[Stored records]

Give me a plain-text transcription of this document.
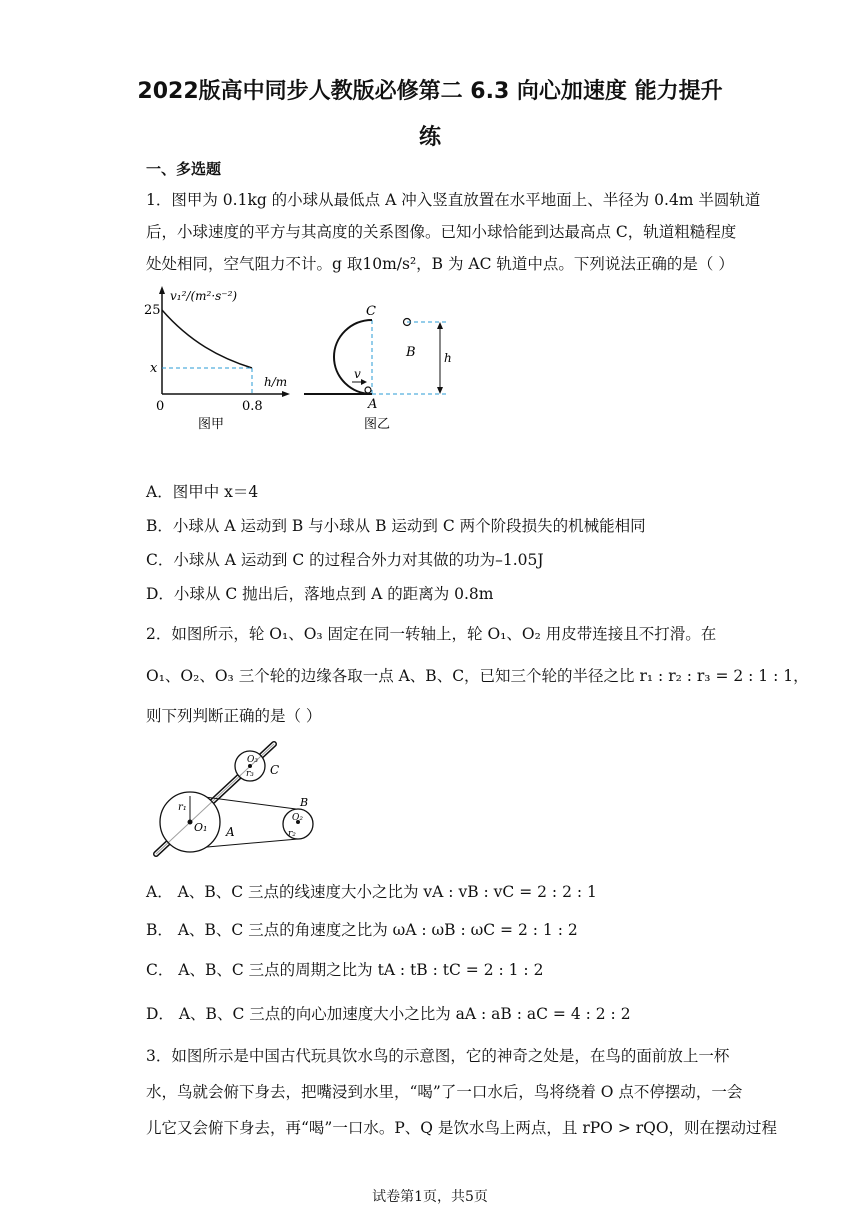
2022版高中同步人教版必修第二 6.3 向心加速度 能力提升
练
一、多选题
1．图甲为 0.1kg 的小球从最低点 A 冲入竖直放置在水平地面上、半径为 0.4m 半圆轨道
后，小球速度的平方与其高度的关系图像。已知小球恰能到达最高点 C，轨道粗糙程度
处处相同，空气阻力不计。g 取10m/s²，B 为 AC 轨道中点。下列说法正确的是（ ）
v₁²/(m²·s⁻²)
25
x
0	0.8
h/m
图甲
C
B
A
v
h
图乙
A．图甲中 x＝4
B．小球从 A 运动到 B 与小球从 B 运动到 C 两个阶段损失的机械能相同
C．小球从 A 运动到 C 的过程合外力对其做的功为–1.05J
D．小球从 C 抛出后，落地点到 A 的距离为 0.8m
2．如图所示，轮 O₁、O₃ 固定在同一转轴上，轮 O₁、O₂ 用皮带连接且不打滑。在
O₁、O₂、O₃ 三个轮的边缘各取一点 A、B、C，已知三个轮的半径之比 r₁ : r₂ : r₃ = 2 : 1 : 1，
则下列判断正确的是（ ）
O₁
r₁
A
O₂
r₂
B
O₃
r₃ C
A． A、B、C 三点的线速度大小之比为 vA : vB : vC = 2 : 2 : 1
B． A、B、C 三点的角速度之比为 ωA : ωB : ωC = 2 : 1 : 2
C． A、B、C 三点的周期之比为 tA : tB : tC = 2 : 1 : 2
D． A、B、C 三点的向心加速度大小之比为 aA : aB : aC = 4 : 2 : 2
3．如图所示是中国古代玩具饮水鸟的示意图，它的神奇之处是，在鸟的面前放上一杯
水，鸟就会俯下身去，把嘴浸到水里，“喝”了一口水后，鸟将绕着 O 点不停摆动，一会
儿它又会俯下身去，再“喝”一口水。P、Q 是饮水鸟上两点，且 rPO > rQO，则在摆动过程
试卷第1页，共5页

▸ CHALLENGE: Output the lines above in full and exactly as given, omitting any pictures.

▸ THE RESPONSE:
Give me a plain-text transcription of this document.
2022版高中同步人教版必修第二 6.3 向心加速度 能力提升
练
一、多选题
1．图甲为 0.1kg 的小球从最低点 A 冲入竖直放置在水平地面上、半径为 0.4m 半圆轨道
后，小球速度的平方与其高度的关系图像。已知小球恰能到达最高点 C，轨道粗糙程度
处处相同，空气阻力不计。g 取10m/s²，B 为 AC 轨道中点。下列说法正确的是（ ）
v₁²/(m²·s⁻²)
25
x
0	0.8
h/m
图甲
C
B
A
v
h
图乙
A．图甲中 x＝4
B．小球从 A 运动到 B 与小球从 B 运动到 C 两个阶段损失的机械能相同
C．小球从 A 运动到 C 的过程合外力对其做的功为–1.05J
D．小球从 C 抛出后，落地点到 A 的距离为 0.8m
2．如图所示，轮 O₁、O₃ 固定在同一转轴上，轮 O₁、O₂ 用皮带连接且不打滑。在
O₁、O₂、O₃ 三个轮的边缘各取一点 A、B、C，已知三个轮的半径之比 r₁ : r₂ : r₃ = 2 : 1 : 1，
则下列判断正确的是（ ）
O₁
r₁
A
O₂
r₂
B
O₃
r₃ C
A． A、B、C 三点的线速度大小之比为 vA : vB : vC = 2 : 2 : 1
B． A、B、C 三点的角速度之比为 ωA : ωB : ωC = 2 : 1 : 2
C． A、B、C 三点的周期之比为 tA : tB : tC = 2 : 1 : 2
D． A、B、C 三点的向心加速度大小之比为 aA : aB : aC = 4 : 2 : 2
3．如图所示是中国古代玩具饮水鸟的示意图，它的神奇之处是，在鸟的面前放上一杯
水，鸟就会俯下身去，把嘴浸到水里，“喝”了一口水后，鸟将绕着 O 点不停摆动，一会
儿它又会俯下身去，再“喝”一口水。P、Q 是饮水鸟上两点，且 rPO > rQO，则在摆动过程
试卷第1页，共5页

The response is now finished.